Data records
* start *
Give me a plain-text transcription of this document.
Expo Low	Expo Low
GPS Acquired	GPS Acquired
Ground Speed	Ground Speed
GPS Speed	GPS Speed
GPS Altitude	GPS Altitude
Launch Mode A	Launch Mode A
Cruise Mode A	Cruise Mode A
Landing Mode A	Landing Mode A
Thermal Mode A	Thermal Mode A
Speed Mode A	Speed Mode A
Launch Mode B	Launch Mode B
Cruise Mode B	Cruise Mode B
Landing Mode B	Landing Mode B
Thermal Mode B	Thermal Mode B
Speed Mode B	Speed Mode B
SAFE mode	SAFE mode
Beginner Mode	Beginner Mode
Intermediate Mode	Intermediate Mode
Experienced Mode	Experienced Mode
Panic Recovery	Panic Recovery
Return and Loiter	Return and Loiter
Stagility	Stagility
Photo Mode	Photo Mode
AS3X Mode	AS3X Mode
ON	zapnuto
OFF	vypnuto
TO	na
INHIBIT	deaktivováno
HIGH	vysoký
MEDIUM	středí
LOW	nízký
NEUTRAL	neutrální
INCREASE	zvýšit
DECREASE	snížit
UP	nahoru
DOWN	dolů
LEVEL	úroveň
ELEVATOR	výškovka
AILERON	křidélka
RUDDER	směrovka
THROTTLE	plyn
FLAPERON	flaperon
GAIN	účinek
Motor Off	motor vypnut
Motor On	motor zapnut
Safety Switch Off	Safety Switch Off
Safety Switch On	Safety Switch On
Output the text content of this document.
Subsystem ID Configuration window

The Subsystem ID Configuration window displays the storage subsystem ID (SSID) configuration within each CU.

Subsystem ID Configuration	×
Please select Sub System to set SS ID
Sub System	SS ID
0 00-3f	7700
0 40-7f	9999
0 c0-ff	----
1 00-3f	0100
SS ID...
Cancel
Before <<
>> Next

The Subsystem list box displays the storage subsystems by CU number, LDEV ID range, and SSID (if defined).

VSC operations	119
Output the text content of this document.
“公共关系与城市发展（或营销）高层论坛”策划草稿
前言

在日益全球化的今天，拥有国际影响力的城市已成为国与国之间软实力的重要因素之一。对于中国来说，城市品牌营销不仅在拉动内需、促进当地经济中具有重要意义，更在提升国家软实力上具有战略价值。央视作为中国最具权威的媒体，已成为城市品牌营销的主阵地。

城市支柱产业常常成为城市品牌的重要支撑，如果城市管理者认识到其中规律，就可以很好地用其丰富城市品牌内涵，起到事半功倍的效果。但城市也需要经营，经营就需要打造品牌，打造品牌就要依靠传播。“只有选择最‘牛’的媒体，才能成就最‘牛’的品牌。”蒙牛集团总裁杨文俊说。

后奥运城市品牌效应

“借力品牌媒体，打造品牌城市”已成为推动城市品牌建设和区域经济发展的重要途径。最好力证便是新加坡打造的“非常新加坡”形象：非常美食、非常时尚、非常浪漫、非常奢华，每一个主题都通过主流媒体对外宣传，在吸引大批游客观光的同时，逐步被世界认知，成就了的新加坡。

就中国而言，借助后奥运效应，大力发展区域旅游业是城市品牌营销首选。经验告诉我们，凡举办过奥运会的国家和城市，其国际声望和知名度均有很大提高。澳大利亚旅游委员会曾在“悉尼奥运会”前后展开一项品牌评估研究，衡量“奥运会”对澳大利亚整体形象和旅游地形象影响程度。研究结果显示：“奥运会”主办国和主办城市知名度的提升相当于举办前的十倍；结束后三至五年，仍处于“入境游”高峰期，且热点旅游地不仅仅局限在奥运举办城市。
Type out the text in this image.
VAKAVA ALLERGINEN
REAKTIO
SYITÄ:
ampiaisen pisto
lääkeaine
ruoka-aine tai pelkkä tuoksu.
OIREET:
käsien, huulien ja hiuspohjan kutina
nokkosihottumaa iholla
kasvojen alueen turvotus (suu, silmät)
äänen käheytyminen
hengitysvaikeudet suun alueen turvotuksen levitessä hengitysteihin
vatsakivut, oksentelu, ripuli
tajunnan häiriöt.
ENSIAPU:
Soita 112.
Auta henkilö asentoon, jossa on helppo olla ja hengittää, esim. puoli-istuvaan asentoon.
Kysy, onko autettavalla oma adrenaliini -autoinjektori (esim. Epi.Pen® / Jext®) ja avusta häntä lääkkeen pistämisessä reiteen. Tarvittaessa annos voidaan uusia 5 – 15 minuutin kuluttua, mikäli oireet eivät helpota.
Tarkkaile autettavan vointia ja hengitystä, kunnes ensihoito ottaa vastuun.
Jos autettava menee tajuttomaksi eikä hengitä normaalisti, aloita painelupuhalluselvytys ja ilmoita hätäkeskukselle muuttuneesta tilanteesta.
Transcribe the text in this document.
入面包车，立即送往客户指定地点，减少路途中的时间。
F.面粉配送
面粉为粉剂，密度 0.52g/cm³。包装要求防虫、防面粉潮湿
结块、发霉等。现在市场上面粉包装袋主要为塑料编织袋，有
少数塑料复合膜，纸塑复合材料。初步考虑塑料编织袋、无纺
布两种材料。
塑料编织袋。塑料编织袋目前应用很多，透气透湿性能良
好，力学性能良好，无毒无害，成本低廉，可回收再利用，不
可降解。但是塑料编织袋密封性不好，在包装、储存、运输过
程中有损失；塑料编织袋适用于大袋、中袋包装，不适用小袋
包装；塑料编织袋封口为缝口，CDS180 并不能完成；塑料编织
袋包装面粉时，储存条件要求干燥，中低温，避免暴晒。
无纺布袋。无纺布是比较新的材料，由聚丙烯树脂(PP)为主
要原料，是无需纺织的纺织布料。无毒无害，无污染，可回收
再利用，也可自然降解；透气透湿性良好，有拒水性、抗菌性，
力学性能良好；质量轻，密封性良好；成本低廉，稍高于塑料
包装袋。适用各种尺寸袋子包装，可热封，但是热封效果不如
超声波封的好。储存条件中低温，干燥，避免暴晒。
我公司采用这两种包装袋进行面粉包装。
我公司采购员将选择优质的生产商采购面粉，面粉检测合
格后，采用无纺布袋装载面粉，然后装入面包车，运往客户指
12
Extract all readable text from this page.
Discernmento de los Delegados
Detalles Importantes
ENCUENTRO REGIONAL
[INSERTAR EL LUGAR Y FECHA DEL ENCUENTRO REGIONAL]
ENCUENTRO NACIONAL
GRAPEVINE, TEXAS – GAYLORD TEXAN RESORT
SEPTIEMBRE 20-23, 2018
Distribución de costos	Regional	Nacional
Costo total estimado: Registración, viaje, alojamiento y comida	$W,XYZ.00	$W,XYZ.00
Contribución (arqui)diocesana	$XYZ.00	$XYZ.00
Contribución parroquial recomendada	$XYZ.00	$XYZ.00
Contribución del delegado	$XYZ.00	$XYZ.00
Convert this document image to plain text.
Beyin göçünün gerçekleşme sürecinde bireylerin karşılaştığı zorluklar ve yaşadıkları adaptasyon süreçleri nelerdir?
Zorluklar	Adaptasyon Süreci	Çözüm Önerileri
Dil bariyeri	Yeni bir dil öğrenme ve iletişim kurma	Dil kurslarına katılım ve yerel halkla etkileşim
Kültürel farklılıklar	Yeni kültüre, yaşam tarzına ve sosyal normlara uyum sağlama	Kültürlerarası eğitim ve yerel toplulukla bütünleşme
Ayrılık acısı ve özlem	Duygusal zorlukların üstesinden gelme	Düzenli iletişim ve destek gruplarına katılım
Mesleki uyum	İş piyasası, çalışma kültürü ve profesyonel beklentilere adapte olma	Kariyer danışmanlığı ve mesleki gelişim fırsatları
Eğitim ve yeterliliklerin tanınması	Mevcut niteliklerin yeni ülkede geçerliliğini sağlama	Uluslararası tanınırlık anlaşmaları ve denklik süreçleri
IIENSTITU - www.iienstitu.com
* end *
**Task goal**
Take each line of the material that contains the word "Safety" and list it.

**Final result**
Safety Switch Off	Safety Switch Off
Safety Switch On	Safety Switch On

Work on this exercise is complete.